### Esercizio a:
Ricopia alla lettera un passo del brano su Dio Padre: comincia dalle parole "Ma vorrei brevemente" e fermati dopo le parole "(Matteo 23, 9)".
━━━ Brano scelto ━━━
Motore immobile e causa prima di ogni divenire, Essere fuori dal tempo incarnato nella storia. Non basterebbero le parole per riuscire a elencare i tanti nomi di Dio, potendo appena scorgere un raggio della Sua luce attraverso l’uso di un numero sorprendente di ossimori.
Ma vorrei brevemente tentare di parlare di Lui partendo da quello che è forse il suo attributo per eccellenza, secondo le parole di chi Dio ce l’ha pienamente mostrato, Gesù: “E non chiamate nessuno “padre” sulla terra, perché uno solo è il Padre vostro, quello del cielo.” (Matteo 23, 9)
La paternità di Dio è un mistero profondo e coinvolge una molteplicità di significati dalle diverse dimensioni interpretative nelle pagine dell’Antico e del Nuovo Testamento. Se a livello teologico Dio è Padre in virtù della relazione misteriosa con il Figlio, seconda Persona trinitaria, focalizzando l’attenzione sulla Rivelazione la figura del Padre è presentata come potenza generatrice; impronta originaria del creato che irradia profondamente l’essenza di tutte le creature. Secondo il Catechismo della Chiesa Cattolica di Giovanni Paolo II, l’attributo della paternità divina sottolinea il ruolo primario e trascendente di Dio nella creazione ma anche la sua sollecitudine verso i figli, aspetto che marchia indelebilmente la condizione umana.
Una condizione che tuttavia fa i conti con le conseguenze della caduta dalla grazia originaria e appare caratterizzata da inquietudine, ricerca, dallo scorrere inesorabile del tempo. Noi esseri fragili la cui vita, seppure preziosissima, si esaurisce nel tempo di un attimo, sperimentiamo molto bene cosa significhi vivere nella storia. Le grandi dinamiche che la attraversano sono portate a compimento nel corso di secoli in modo non lineare, coinvolgendo la nostra dimensione interiore e la percezione che abbiamo di noi stessi e del mondo.
━━━
### Esercizio b:
Riproduci senza modifiche le righe dell'elenco, partendo dalla riga che contiene "panel-a-colorbar-swatch [396,950,432,979]" e fermandoti dopo quella che contiene "panel-b-peninsula-coast [1040,449,1107,516]", entrambe comprese.
━━━ Dati di partenza ━━━
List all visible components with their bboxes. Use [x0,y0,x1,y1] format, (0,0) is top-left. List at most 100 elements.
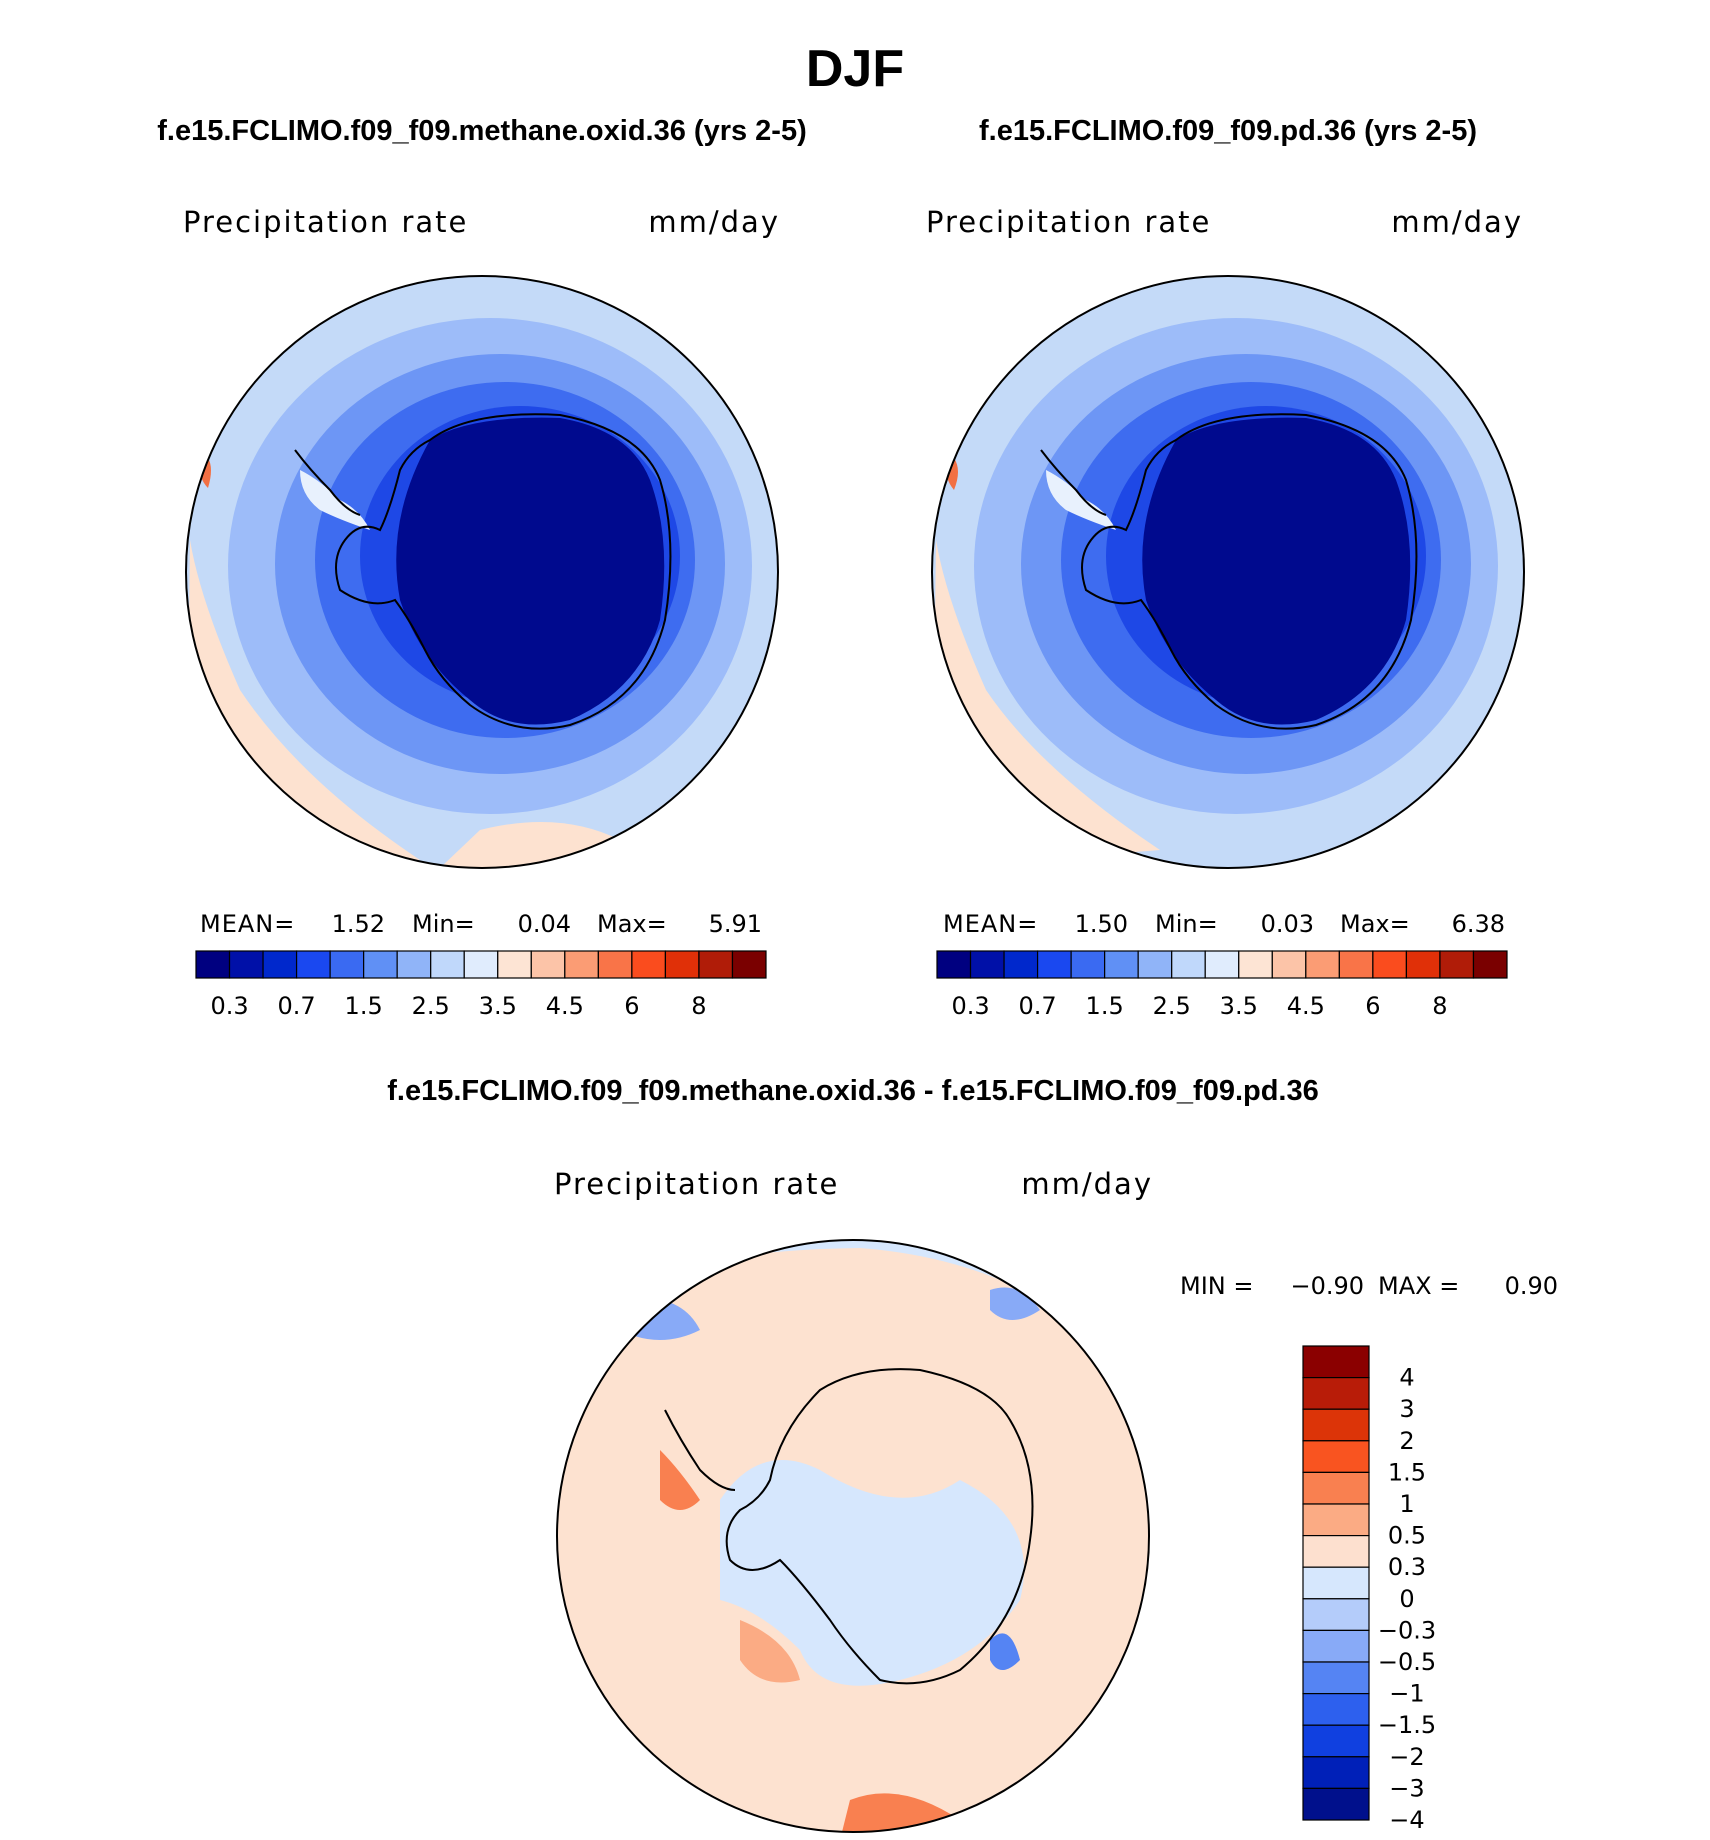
panel-a-colorbar-swatch [396,950,432,979]
panel-b-min-label: Min= [1155,910,1218,938]
panel-c-colorbar-swatch [1302,1787,1370,1821]
panel-a-colorbar-swatch [597,950,633,979]
panel-a-colorbar-tick-label: 0.3 [210,992,248,1020]
panel-a-colorbar: 0.3 0.7 1.5 2.5 3.5 4.5 6 8 [195,950,767,1020]
panel-b-field-peninsula [1046,470,1116,530]
panel-a-field-continent [396,417,665,725]
panel-b-mean-value: 1.50 [1075,910,1128,938]
panel-c-peninsula-coast [664,1409,736,1491]
panel-c-max-label: MAX = [1378,1272,1459,1300]
panel-b-colorbar-swatch [969,950,1005,979]
panel-b-colorbar-swatch [1104,950,1139,979]
panel-a-coastline [335,413,672,730]
panel-a-colorbar-swatch [497,950,532,979]
panel-b-min-value: 0.03 [1261,910,1314,938]
panel-a-colorbar-swatch [698,950,734,979]
panel-b-mean-label: MEAN= [943,910,1038,938]
panel-a-colorbar-swatch [530,950,566,979]
panel-c-colorbar-tick-label: 0.5 [1388,1522,1426,1550]
panel-b-variable: Precipitation rate [926,205,1211,239]
panel-b-colorbar-swatch [1271,950,1307,979]
panel-a-colorbar-tick-label: 6 [624,992,639,1020]
panel-c-colorbar-swatch [1302,1471,1370,1505]
panel-a-map-border [185,275,779,869]
panel-b-max-value: 6.38 [1452,910,1505,938]
panel-c-colorbar-tick-label: 0 [1399,1585,1414,1613]
panel-a-title: f.e15.FCLIMO.f09_f09.methane.oxid.36 (yr… [157,115,807,147]
panel-c-colorbar-tick-label: −3 [1389,1774,1424,1802]
panel-c-colorbar-swatch [1302,1408,1370,1442]
panel-c-max-value: 0.90 [1505,1272,1558,1300]
panel-b-title: f.e15.FCLIMO.f09_f09.pd.36 (yrs 2-5) [979,115,1477,147]
panel-a-colorbar-tick-label: 3.5 [479,992,517,1020]
panel-b-colorbar-swatch [1003,950,1039,979]
panel-c-colorbar-tick-label: 3 [1399,1395,1414,1423]
panel-c-colorbar-swatch [1302,1440,1370,1474]
panel-b-peninsula-coast [1040,449,1107,516]
panel-a-colorbar-swatch [329,950,365,979]
panel-b-colorbar-tick-label: 2.5 [1153,992,1191,1020]
panel-c-colorbar-swatch [1302,1661,1370,1695]
panel-b-colorbar-swatch [1305,950,1340,979]
panel-b-colorbar-swatch [1338,950,1374,979]
panel-c-colorbar-swatch [1302,1534,1370,1568]
panel-a-colorbar-tick-label: 2.5 [412,992,450,1020]
panel-c-title: f.e15.FCLIMO.f09_f09.methane.oxid.36 - f… [387,1075,1319,1107]
panel-b-max-label: Max= [1340,910,1410,938]
panel-a-field-peninsula [300,470,370,530]
panel-c-colorbar-swatch [1302,1503,1370,1537]
panel-c-colorbar-tick-label: 0.3 [1388,1553,1426,1581]
panel-a-colorbar-tick-label: 4.5 [546,992,584,1020]
panel-b-map [932,276,1524,868]
panel-a-colorbar-swatch [463,950,499,979]
panel-pd: f.e15.FCLIMO.f09_f09.pd.36 (yrs 2-5) Pre… [926,115,1525,1020]
panel-c-colorbar-tick-label: 1.5 [1388,1458,1426,1486]
panel-a-peninsula-coast [294,449,361,516]
panel-c-colorbar-tick-label: −4 [1389,1806,1424,1834]
panel-c-colorbar-tick-label: −1.5 [1378,1711,1436,1739]
panel-b-colorbar-tick-label: 4.5 [1287,992,1325,1020]
panel-b-field-continent [1142,417,1411,725]
panel-c-colorbar-swatch [1302,1598,1370,1632]
panel-a-min-value: 0.04 [518,910,571,938]
panel-b-colorbar: 0.3 0.7 1.5 2.5 3.5 4.5 6 8 [936,950,1508,1020]
panel-b-colorbar-swatch [1238,950,1273,979]
panel-c-colorbar-tick-label: 2 [1399,1427,1414,1455]
panel-b-colorbar-swatch [1204,950,1240,979]
season-title: DJF [806,40,904,98]
panel-a-units: mm/day [648,205,780,239]
panel-a-colorbar-swatch [430,950,465,979]
panel-a-mean-label: MEAN= [200,910,295,938]
panel-c-colorbar-tick-label: 1 [1399,1490,1414,1518]
panel-b-colorbar-swatch [1372,950,1408,979]
panel-a-colorbar-swatch [631,950,667,979]
panel-a-colorbar-swatch [564,950,599,979]
panel-a-mean-value: 1.52 [332,910,385,938]
panel-c-colorbar-tick-label: −1 [1389,1680,1424,1708]
panel-c-colorbar-swatch [1302,1566,1370,1600]
panel-b-colorbar-swatch [1070,950,1106,979]
panel-b-colorbar-tick-label: 8 [1432,992,1447,1020]
panel-c-colorbar-tick-label: −2 [1389,1743,1424,1771]
panel-c-min-label: MIN = [1180,1272,1253,1300]
panel-b-colorbar-swatch [936,950,972,979]
panel-b-colorbar-swatch [1405,950,1441,979]
panel-b-colorbar-swatch [1439,950,1475,979]
panel-a-colorbar-tick-label: 0.7 [278,992,316,1020]
panel-difference: f.e15.FCLIMO.f09_f09.methane.oxid.36 - f… [387,1075,1558,1834]
panel-c-colorbar-swatch [1302,1756,1370,1790]
panel-c-colorbar-tick-label: −0.5 [1378,1648,1436,1676]
panel-b-colorbar-tick-label: 6 [1365,992,1380,1020]
panel-a-colorbar-swatch [363,950,398,979]
panel-c-field-pos-patch-1 [740,1620,800,1683]
panel-c-map [557,1240,1149,1832]
panel-methane-oxid: f.e15.FCLIMO.f09_f09.methane.oxid.36 (yr… [157,115,807,1020]
panel-b-colorbar-tick-label: 1.5 [1086,992,1124,1020]
panel-a-colorbar-swatch [228,950,264,979]
panel-a-colorbar-swatch [295,950,331,979]
panel-c-colorbar-tick-label: −0.3 [1378,1616,1436,1644]
panel-a-colorbar-swatch [262,950,298,979]
panel-a-colorbar-swatch [195,950,231,979]
panel-c-map-border [556,1239,1150,1833]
━━━
### Soluzione esercizio a:
Ma vorrei brevemente tentare di parlare di Lui partendo da quello che è forse il suo attributo per eccellenza, secondo le parole di chi Dio ce l’ha pienamente mostrato, Gesù: “E non chiamate nessuno “padre” sulla terra, perché uno solo è il Padre vostro, quello del cielo.” (Matteo 23, 9)

### Soluzione esercizio b:
panel-a-colorbar-swatch [396,950,432,979]
panel-b-min-label: Min= [1155,910,1218,938]
panel-c-colorbar-swatch [1302,1787,1370,1821]
panel-a-colorbar-swatch [597,950,633,979]
panel-a-colorbar-tick-label: 0.3 [210,992,248,1020]
panel-a-colorbar: 0.3 0.7 1.5 2.5 3.5 4.5 6 8 [195,950,767,1020]
panel-b-field-peninsula [1046,470,1116,530]
panel-a-field-continent [396,417,665,725]
panel-b-mean-value: 1.50 [1075,910,1128,938]
panel-c-peninsula-coast [664,1409,736,1491]
panel-c-max-label: MAX = [1378,1272,1459,1300]
panel-b-colorbar-swatch [969,950,1005,979]
panel-b-colorbar-swatch [1104,950,1139,979]
panel-a-coastline [335,413,672,730]
panel-a-colorbar-swatch [497,950,532,979]
panel-b-min-value: 0.03 [1261,910,1314,938]
panel-a-colorbar-swatch [698,950,734,979]
panel-b-mean-label: MEAN= [943,910,1038,938]
panel-a-colorbar-swatch [530,950,566,979]
panel-c-colorbar-tick-label: 0.5 [1388,1522,1426,1550]
panel-b-variable: Precipitation rate [926,205,1211,239]
panel-b-colorbar-swatch [1271,950,1307,979]
panel-a-colorbar-tick-label: 6 [624,992,639,1020]
panel-c-colorbar-swatch [1302,1471,1370,1505]
panel-a-map-border [185,275,779,869]
panel-b-max-value: 6.38 [1452,910,1505,938]
panel-c-colorbar-tick-label: 0 [1399,1585,1414,1613]
panel-a-title: f.e15.FCLIMO.f09_f09.methane.oxid.36 (yr… [157,115,807,147]
panel-c-colorbar-tick-label: −3 [1389,1774,1424,1802]
panel-c-colorbar-swatch [1302,1408,1370,1442]
panel-c-max-value: 0.90 [1505,1272,1558,1300]
panel-b-title: f.e15.FCLIMO.f09_f09.pd.36 (yrs 2-5) [979,115,1477,147]
panel-a-colorbar-tick-label: 3.5 [479,992,517,1020]
panel-b-colorbar-swatch [1003,950,1039,979]
panel-c-colorbar-tick-label: 3 [1399,1395,1414,1423]
panel-c-colorbar-swatch [1302,1440,1370,1474]
panel-b-peninsula-coast [1040,449,1107,516]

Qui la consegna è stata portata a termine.